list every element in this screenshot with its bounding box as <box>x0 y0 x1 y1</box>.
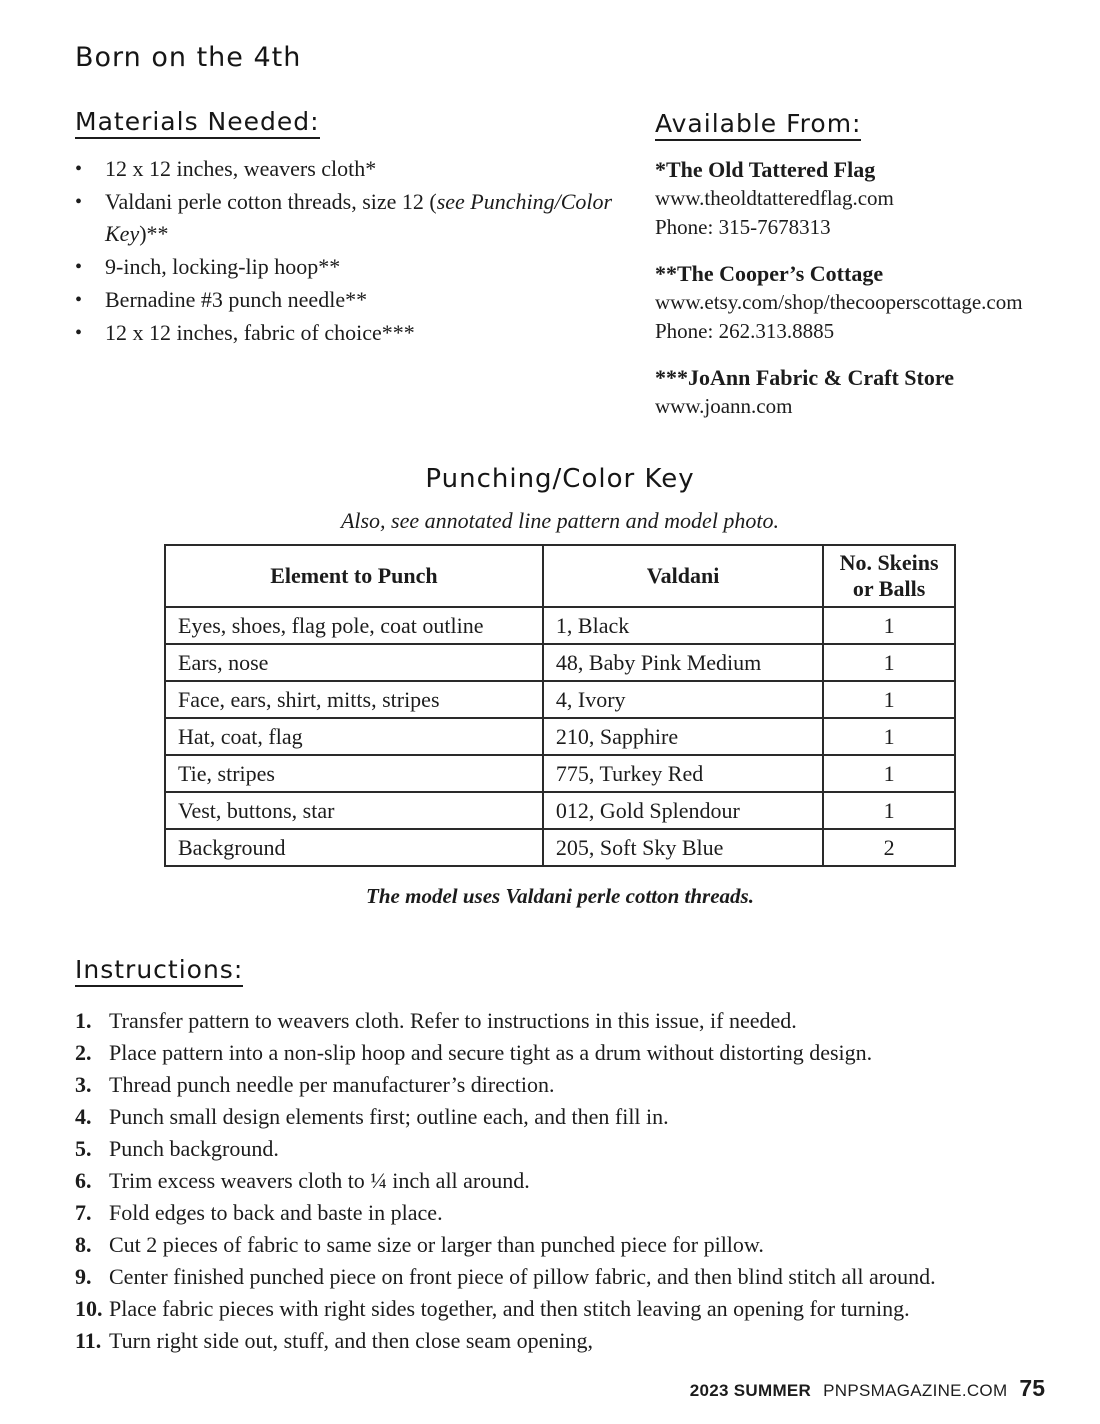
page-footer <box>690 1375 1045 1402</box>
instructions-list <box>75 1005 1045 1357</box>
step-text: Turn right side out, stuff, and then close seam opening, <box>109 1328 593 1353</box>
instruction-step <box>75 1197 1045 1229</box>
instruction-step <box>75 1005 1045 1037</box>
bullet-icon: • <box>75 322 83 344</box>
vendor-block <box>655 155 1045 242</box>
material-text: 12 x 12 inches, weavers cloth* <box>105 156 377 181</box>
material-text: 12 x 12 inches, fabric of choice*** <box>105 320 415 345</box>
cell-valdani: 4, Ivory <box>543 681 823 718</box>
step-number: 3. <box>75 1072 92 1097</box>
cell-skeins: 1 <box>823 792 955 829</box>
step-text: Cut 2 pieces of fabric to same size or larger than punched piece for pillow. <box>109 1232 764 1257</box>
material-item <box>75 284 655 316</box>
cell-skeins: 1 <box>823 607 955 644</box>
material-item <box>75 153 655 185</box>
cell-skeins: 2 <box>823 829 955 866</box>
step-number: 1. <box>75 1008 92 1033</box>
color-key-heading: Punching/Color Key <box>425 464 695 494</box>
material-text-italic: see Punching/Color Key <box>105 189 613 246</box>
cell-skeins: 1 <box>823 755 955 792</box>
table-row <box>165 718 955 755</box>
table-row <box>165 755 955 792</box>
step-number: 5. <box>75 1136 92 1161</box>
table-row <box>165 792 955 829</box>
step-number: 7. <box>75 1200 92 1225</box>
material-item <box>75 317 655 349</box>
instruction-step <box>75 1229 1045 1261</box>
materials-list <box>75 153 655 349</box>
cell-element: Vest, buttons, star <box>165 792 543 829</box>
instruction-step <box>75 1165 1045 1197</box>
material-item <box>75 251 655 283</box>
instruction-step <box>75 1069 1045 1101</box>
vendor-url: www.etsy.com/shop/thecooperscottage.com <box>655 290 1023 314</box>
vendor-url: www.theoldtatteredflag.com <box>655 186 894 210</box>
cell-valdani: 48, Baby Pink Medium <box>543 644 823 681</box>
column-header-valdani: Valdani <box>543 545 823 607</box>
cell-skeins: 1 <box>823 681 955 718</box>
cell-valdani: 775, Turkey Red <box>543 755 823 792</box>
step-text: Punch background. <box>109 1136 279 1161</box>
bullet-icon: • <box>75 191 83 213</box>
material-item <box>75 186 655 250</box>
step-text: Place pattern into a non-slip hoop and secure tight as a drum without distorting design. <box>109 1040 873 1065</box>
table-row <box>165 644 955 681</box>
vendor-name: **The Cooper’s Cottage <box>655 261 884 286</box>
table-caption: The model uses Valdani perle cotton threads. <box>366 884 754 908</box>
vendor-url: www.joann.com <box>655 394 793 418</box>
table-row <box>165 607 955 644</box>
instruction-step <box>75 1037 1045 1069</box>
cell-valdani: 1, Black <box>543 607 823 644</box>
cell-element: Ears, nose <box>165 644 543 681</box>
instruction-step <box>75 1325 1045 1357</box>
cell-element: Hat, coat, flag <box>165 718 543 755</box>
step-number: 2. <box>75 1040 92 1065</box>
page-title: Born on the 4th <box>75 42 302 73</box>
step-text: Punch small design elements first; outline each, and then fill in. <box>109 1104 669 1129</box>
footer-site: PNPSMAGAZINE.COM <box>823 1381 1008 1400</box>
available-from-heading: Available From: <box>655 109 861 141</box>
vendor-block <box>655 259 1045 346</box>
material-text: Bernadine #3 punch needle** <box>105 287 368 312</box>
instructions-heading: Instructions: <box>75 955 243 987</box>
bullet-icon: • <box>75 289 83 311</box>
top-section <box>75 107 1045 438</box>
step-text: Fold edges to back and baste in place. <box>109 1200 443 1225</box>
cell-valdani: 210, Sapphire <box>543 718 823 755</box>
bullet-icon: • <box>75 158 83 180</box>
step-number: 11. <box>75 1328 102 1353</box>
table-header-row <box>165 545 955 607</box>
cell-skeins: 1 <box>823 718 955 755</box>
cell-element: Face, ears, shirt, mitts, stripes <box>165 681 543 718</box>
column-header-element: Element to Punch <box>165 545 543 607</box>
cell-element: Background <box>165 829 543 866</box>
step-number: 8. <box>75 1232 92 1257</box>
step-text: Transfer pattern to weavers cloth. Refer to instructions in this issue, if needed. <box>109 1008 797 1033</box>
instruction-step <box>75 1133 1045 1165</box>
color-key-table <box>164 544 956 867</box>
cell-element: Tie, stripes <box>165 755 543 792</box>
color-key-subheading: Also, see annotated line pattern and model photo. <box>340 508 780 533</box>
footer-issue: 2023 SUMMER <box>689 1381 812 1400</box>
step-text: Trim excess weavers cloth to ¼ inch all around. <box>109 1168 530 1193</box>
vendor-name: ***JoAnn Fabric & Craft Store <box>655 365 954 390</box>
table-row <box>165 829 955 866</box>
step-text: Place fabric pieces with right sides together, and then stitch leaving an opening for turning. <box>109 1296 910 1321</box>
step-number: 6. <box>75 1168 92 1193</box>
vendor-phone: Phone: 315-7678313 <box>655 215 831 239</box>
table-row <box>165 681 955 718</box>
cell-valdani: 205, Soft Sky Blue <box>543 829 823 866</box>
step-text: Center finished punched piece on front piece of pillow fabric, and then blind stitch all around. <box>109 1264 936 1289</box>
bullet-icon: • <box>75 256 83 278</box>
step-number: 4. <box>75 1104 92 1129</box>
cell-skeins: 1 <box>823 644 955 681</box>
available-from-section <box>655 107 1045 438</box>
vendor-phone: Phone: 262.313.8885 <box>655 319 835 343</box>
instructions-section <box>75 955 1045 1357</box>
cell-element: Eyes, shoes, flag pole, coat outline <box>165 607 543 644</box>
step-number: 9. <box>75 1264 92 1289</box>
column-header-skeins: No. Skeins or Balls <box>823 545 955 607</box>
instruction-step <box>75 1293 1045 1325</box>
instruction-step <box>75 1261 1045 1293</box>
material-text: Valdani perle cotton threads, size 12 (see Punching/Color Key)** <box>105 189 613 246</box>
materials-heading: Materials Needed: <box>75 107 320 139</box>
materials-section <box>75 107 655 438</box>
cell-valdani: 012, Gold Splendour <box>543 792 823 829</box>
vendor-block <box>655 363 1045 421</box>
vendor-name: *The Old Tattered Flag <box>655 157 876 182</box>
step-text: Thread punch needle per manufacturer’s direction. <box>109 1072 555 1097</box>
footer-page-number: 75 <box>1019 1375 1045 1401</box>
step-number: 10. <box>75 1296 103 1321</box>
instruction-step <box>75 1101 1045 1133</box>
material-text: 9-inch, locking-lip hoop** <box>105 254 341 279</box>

###

→ **TUGAS ANDA**: Cetak ulang semua baris dari setiap item di atas tanpa mengubah apa pun. Gambarnya jangan disertakan dalam jawaban.

→ **JAWABAN LATIHAN**:
list every element in this screenshot with its bounding box as <box>x0 y0 x1 y1</box>.
page-footer <box>690 1375 1045 1402</box>
instructions-list <box>75 1005 1045 1357</box>
step-text: Turn right side out, stuff, and then close seam opening, <box>109 1328 593 1353</box>
instruction-step <box>75 1197 1045 1229</box>
instruction-step <box>75 1005 1045 1037</box>
bullet-icon: • <box>75 322 83 344</box>
vendor-block <box>655 155 1045 242</box>
material-text: 12 x 12 inches, weavers cloth* <box>105 156 377 181</box>
material-text: 12 x 12 inches, fabric of choice*** <box>105 320 415 345</box>
cell-valdani: 4, Ivory <box>543 681 823 718</box>
step-number: 3. <box>75 1072 92 1097</box>
cell-skeins: 1 <box>823 792 955 829</box>
step-text: Cut 2 pieces of fabric to same size or larger than punched piece for pillow. <box>109 1232 764 1257</box>
material-item <box>75 284 655 316</box>
cell-skeins: 1 <box>823 607 955 644</box>
material-item <box>75 153 655 185</box>
cell-skeins: 2 <box>823 829 955 866</box>
step-number: 1. <box>75 1008 92 1033</box>
color-key-heading: Punching/Color Key <box>425 464 695 494</box>
material-text-italic: see Punching/Color Key <box>105 189 613 246</box>
cell-skeins: 1 <box>823 755 955 792</box>
table-row <box>165 718 955 755</box>
table-row <box>165 755 955 792</box>
step-number: 5. <box>75 1136 92 1161</box>
table-row <box>165 792 955 829</box>
step-number: 7. <box>75 1200 92 1225</box>
material-item <box>75 317 655 349</box>
instruction-step <box>75 1229 1045 1261</box>
materials-list <box>75 153 655 349</box>
cell-element: Vest, buttons, star <box>165 792 543 829</box>
instruction-step <box>75 1165 1045 1197</box>
material-item <box>75 251 655 283</box>
instruction-step <box>75 1069 1045 1101</box>
vendor-url: www.etsy.com/shop/thecooperscottage.com <box>655 290 1023 314</box>
vendor-url: www.theoldtatteredflag.com <box>655 186 894 210</box>
cell-valdani: 48, Baby Pink Medium <box>543 644 823 681</box>
column-header-valdani: Valdani <box>543 545 823 607</box>
cell-skeins: 1 <box>823 681 955 718</box>
cell-valdani: 775, Turkey Red <box>543 755 823 792</box>
step-text: Punch background. <box>109 1136 279 1161</box>
bullet-icon: • <box>75 191 83 213</box>
material-item <box>75 186 655 250</box>
step-text: Place pattern into a non-slip hoop and secure tight as a drum without distorting design. <box>109 1040 873 1065</box>
table-row <box>165 644 955 681</box>
vendor-name: **The Cooper’s Cottage <box>655 261 884 286</box>
table-caption: The model uses Valdani perle cotton threads. <box>366 884 754 908</box>
vendor-url: www.joann.com <box>655 394 793 418</box>
table-row <box>165 607 955 644</box>
instruction-step <box>75 1037 1045 1069</box>
cell-valdani: 1, Black <box>543 607 823 644</box>
cell-element: Ears, nose <box>165 644 543 681</box>
instruction-step <box>75 1325 1045 1357</box>
cell-element: Hat, coat, flag <box>165 718 543 755</box>
step-number: 2. <box>75 1040 92 1065</box>
page-title: Born on the 4th <box>75 42 302 73</box>
step-text: Punch small design elements first; outline each, and then fill in. <box>109 1104 669 1129</box>
footer-site: PNPSMAGAZINE.COM <box>823 1381 1008 1400</box>
available-from-heading: Available From: <box>655 109 861 141</box>
vendor-block <box>655 259 1045 346</box>
material-text: Bernadine #3 punch needle** <box>105 287 368 312</box>
instructions-heading: Instructions: <box>75 955 243 987</box>
bullet-icon: • <box>75 289 83 311</box>
top-section <box>75 107 1045 438</box>
step-text: Fold edges to back and baste in place. <box>109 1200 443 1225</box>
cell-valdani: 210, Sapphire <box>543 718 823 755</box>
bullet-icon: • <box>75 158 83 180</box>
step-number: 11. <box>75 1328 102 1353</box>
table-header-row <box>165 545 955 607</box>
cell-skeins: 1 <box>823 718 955 755</box>
cell-element: Face, ears, shirt, mitts, stripes <box>165 681 543 718</box>
column-header-element: Element to Punch <box>165 545 543 607</box>
cell-element: Background <box>165 829 543 866</box>
step-number: 8. <box>75 1232 92 1257</box>
step-text: Transfer pattern to weavers cloth. Refer to instructions in this issue, if needed. <box>109 1008 797 1033</box>
instruction-step <box>75 1133 1045 1165</box>
color-key-table <box>164 544 956 867</box>
cell-element: Tie, stripes <box>165 755 543 792</box>
color-key-subheading: Also, see annotated line pattern and model photo. <box>340 508 780 533</box>
footer-issue: 2023 SUMMER <box>689 1381 812 1400</box>
step-text: Trim excess weavers cloth to ¼ inch all around. <box>109 1168 530 1193</box>
vendor-name: ***JoAnn Fabric & Craft Store <box>655 365 954 390</box>
table-row <box>165 829 955 866</box>
step-text: Place fabric pieces with right sides together, and then stitch leaving an opening for turning. <box>109 1296 910 1321</box>
step-number: 6. <box>75 1168 92 1193</box>
vendor-phone: Phone: 315-7678313 <box>655 215 831 239</box>
table-row <box>165 681 955 718</box>
cell-valdani: 205, Soft Sky Blue <box>543 829 823 866</box>
step-text: Center finished punched piece on front piece of pillow fabric, and then blind stitch all around. <box>109 1264 936 1289</box>
bullet-icon: • <box>75 256 83 278</box>
step-number: 4. <box>75 1104 92 1129</box>
cell-skeins: 1 <box>823 644 955 681</box>
available-from-section <box>655 107 1045 438</box>
vendor-phone: Phone: 262.313.8885 <box>655 319 835 343</box>
instructions-section <box>75 955 1045 1357</box>
cell-element: Eyes, shoes, flag pole, coat outline <box>165 607 543 644</box>
step-number: 9. <box>75 1264 92 1289</box>
column-header-skeins: No. Skeins or Balls <box>823 545 955 607</box>
instruction-step <box>75 1293 1045 1325</box>
instruction-step <box>75 1261 1045 1293</box>
material-text: Valdani perle cotton threads, size 12 (see Punching/Color Key)** <box>105 189 613 246</box>
materials-heading: Materials Needed: <box>75 107 320 139</box>
materials-section <box>75 107 655 438</box>
cell-valdani: 012, Gold Splendour <box>543 792 823 829</box>
vendor-block <box>655 363 1045 421</box>
vendor-name: *The Old Tattered Flag <box>655 157 876 182</box>
step-text: Thread punch needle per manufacturer’s direction. <box>109 1072 555 1097</box>
footer-page-number: 75 <box>1019 1375 1045 1401</box>
step-number: 10. <box>75 1296 103 1321</box>
instruction-step <box>75 1101 1045 1133</box>
material-text: 9-inch, locking-lip hoop** <box>105 254 341 279</box>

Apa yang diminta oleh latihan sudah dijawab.